>>>
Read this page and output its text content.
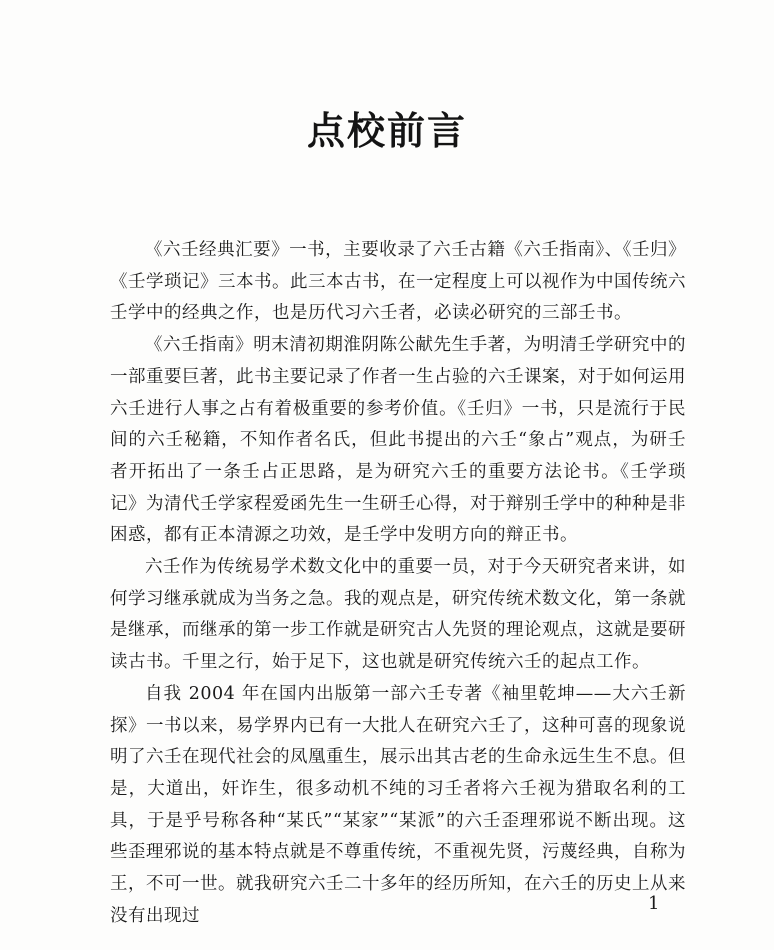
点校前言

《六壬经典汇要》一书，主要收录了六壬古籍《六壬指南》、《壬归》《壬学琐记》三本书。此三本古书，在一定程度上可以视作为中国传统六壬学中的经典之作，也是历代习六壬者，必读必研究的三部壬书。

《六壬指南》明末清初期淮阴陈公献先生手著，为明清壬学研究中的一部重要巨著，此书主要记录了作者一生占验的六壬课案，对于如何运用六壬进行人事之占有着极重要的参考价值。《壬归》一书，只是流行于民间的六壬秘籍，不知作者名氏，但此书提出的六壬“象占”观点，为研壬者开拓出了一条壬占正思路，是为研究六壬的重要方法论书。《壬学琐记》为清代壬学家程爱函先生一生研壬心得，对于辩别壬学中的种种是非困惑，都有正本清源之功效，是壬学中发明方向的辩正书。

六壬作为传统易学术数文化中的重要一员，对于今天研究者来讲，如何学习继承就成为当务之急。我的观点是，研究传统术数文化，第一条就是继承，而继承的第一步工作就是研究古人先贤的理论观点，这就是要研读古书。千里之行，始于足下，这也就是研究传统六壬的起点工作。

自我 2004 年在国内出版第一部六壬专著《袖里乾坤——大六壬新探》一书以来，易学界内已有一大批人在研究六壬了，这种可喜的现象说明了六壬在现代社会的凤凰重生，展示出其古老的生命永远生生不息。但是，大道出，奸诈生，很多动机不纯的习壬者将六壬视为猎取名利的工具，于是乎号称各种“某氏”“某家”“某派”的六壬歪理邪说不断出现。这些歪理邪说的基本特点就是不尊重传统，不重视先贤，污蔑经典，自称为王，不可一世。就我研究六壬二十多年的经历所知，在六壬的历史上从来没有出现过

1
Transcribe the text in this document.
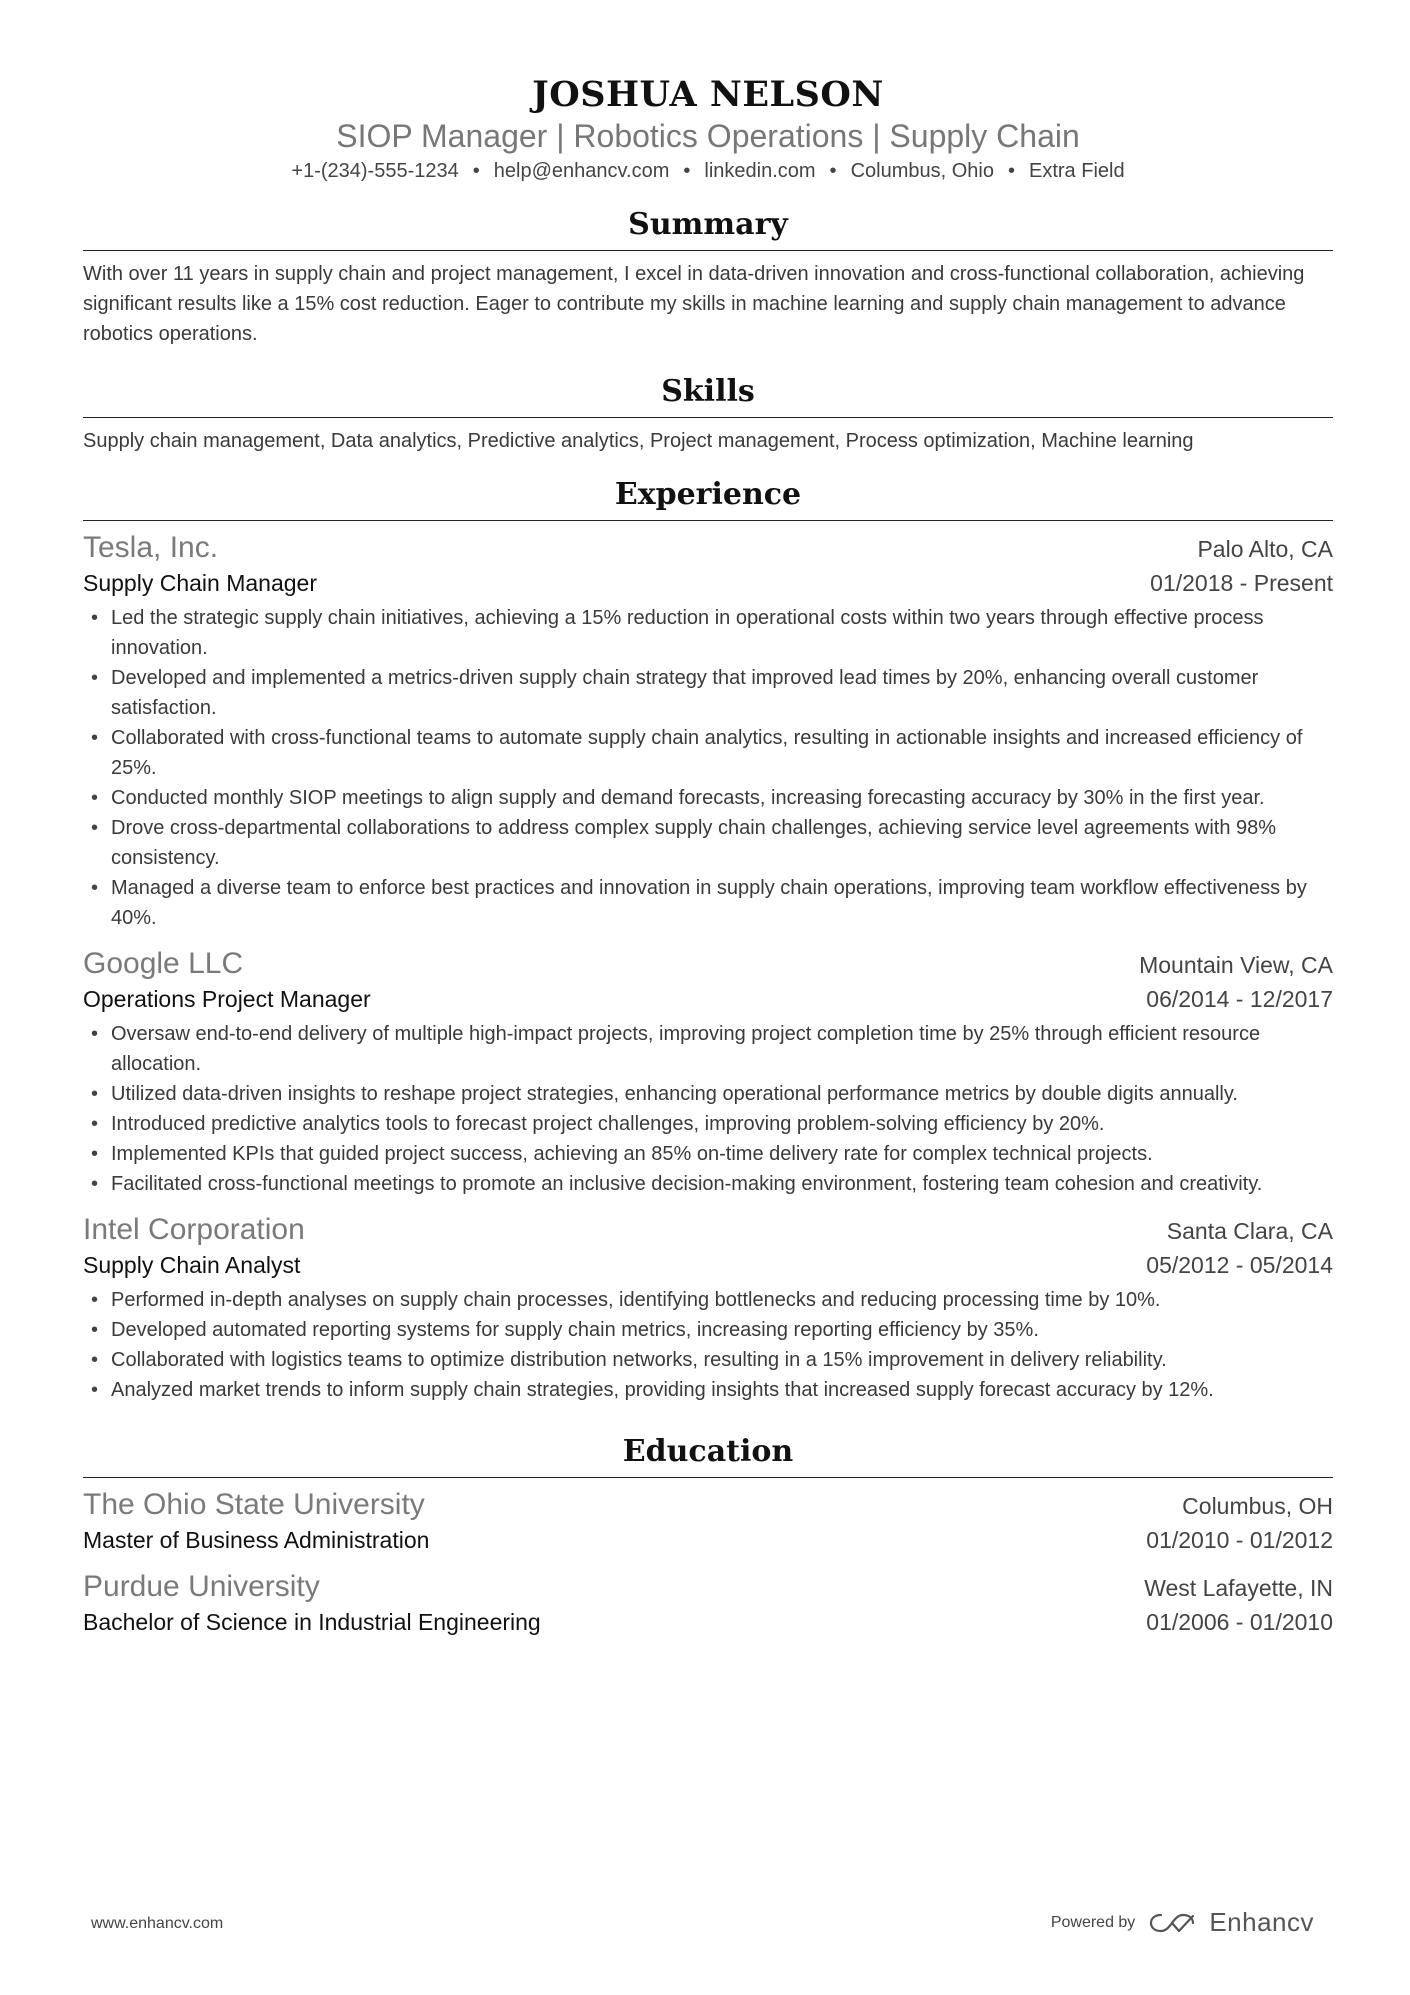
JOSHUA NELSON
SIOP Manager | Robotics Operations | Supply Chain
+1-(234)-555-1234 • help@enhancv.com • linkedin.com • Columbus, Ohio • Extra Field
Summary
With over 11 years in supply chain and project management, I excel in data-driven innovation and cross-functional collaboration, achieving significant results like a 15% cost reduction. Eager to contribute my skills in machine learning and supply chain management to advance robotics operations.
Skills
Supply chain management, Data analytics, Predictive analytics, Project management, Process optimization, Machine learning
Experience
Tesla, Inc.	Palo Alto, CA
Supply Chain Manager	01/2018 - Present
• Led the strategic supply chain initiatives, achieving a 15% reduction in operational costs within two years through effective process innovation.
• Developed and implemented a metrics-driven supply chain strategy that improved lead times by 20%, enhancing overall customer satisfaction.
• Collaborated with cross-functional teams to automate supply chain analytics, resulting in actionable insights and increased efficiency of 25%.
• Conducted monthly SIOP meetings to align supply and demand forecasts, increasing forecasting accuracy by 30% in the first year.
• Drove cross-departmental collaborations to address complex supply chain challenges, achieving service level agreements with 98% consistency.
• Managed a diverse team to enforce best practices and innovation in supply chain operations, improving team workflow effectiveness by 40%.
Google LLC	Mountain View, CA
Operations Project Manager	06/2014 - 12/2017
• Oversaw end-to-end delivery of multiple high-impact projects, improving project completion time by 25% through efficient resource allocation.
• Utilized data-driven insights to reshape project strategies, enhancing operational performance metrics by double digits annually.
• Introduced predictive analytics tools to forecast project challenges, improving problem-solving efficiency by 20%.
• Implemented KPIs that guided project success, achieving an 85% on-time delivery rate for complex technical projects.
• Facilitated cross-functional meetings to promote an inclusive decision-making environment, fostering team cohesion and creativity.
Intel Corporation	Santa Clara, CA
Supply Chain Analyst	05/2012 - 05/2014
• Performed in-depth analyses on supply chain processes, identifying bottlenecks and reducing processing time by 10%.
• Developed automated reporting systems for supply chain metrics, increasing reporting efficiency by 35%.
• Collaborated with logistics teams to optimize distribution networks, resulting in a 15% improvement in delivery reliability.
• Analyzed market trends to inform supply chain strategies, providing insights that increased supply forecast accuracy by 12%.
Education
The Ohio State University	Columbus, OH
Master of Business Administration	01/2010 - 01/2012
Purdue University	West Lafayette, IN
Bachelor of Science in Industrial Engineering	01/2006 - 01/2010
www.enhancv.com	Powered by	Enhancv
<<<
=== PROBLEM TO SOLVE ===
Restate each line of the records exactly; pictures do not belong in the copy.

=== FINISHED ANSWER ===
Read this page and output its text content.
点校前言

《六壬经典汇要》一书，主要收录了六壬古籍《六壬指南》、《壬归》《壬学琐记》三本书。此三本古书，在一定程度上可以视作为中国传统六壬学中的经典之作，也是历代习六壬者，必读必研究的三部壬书。

《六壬指南》明末清初期淮阴陈公献先生手著，为明清壬学研究中的一部重要巨著，此书主要记录了作者一生占验的六壬课案，对于如何运用六壬进行人事之占有着极重要的参考价值。《壬归》一书，只是流行于民间的六壬秘籍，不知作者名氏，但此书提出的六壬“象占”观点，为研壬者开拓出了一条壬占正思路，是为研究六壬的重要方法论书。《壬学琐记》为清代壬学家程爱函先生一生研壬心得，对于辩别壬学中的种种是非困惑，都有正本清源之功效，是壬学中发明方向的辩正书。

六壬作为传统易学术数文化中的重要一员，对于今天研究者来讲，如何学习继承就成为当务之急。我的观点是，研究传统术数文化，第一条就是继承，而继承的第一步工作就是研究古人先贤的理论观点，这就是要研读古书。千里之行，始于足下，这也就是研究传统六壬的起点工作。

自我 2004 年在国内出版第一部六壬专著《袖里乾坤——大六壬新探》一书以来，易学界内已有一大批人在研究六壬了，这种可喜的现象说明了六壬在现代社会的凤凰重生，展示出其古老的生命永远生生不息。但是，大道出，奸诈生，很多动机不纯的习壬者将六壬视为猎取名利的工具，于是乎号称各种“某氏”“某家”“某派”的六壬歪理邪说不断出现。这些歪理邪说的基本特点就是不尊重传统，不重视先贤，污蔑经典，自称为王，不可一世。就我研究六壬二十多年的经历所知，在六壬的历史上从来没有出现过

1
Transcribe the text in this document.
JOSHUA NELSON
SIOP Manager | Robotics Operations | Supply Chain
+1-(234)-555-1234 • help@enhancv.com • linkedin.com • Columbus, Ohio • Extra Field
Summary
With over 11 years in supply chain and project management, I excel in data-driven innovation and cross-functional collaboration, achieving significant results like a 15% cost reduction. Eager to contribute my skills in machine learning and supply chain management to advance robotics operations.
Skills
Supply chain management, Data analytics, Predictive analytics, Project management, Process optimization, Machine learning
Experience
Tesla, Inc.	Palo Alto, CA
Supply Chain Manager	01/2018 - Present
• Led the strategic supply chain initiatives, achieving a 15% reduction in operational costs within two years through effective process innovation.
• Developed and implemented a metrics-driven supply chain strategy that improved lead times by 20%, enhancing overall customer satisfaction.
• Collaborated with cross-functional teams to automate supply chain analytics, resulting in actionable insights and increased efficiency of 25%.
• Conducted monthly SIOP meetings to align supply and demand forecasts, increasing forecasting accuracy by 30% in the first year.
• Drove cross-departmental collaborations to address complex supply chain challenges, achieving service level agreements with 98% consistency.
• Managed a diverse team to enforce best practices and innovation in supply chain operations, improving team workflow effectiveness by 40%.
Google LLC	Mountain View, CA
Operations Project Manager	06/2014 - 12/2017
• Oversaw end-to-end delivery of multiple high-impact projects, improving project completion time by 25% through efficient resource allocation.
• Utilized data-driven insights to reshape project strategies, enhancing operational performance metrics by double digits annually.
• Introduced predictive analytics tools to forecast project challenges, improving problem-solving efficiency by 20%.
• Implemented KPIs that guided project success, achieving an 85% on-time delivery rate for complex technical projects.
• Facilitated cross-functional meetings to promote an inclusive decision-making environment, fostering team cohesion and creativity.
Intel Corporation	Santa Clara, CA
Supply Chain Analyst	05/2012 - 05/2014
• Performed in-depth analyses on supply chain processes, identifying bottlenecks and reducing processing time by 10%.
• Developed automated reporting systems for supply chain metrics, increasing reporting efficiency by 35%.
• Collaborated with logistics teams to optimize distribution networks, resulting in a 15% improvement in delivery reliability.
• Analyzed market trends to inform supply chain strategies, providing insights that increased supply forecast accuracy by 12%.
Education
The Ohio State University	Columbus, OH
Master of Business Administration	01/2010 - 01/2012
Purdue University	West Lafayette, IN
Bachelor of Science in Industrial Engineering	01/2006 - 01/2010
www.enhancv.com	Powered by	Enhancv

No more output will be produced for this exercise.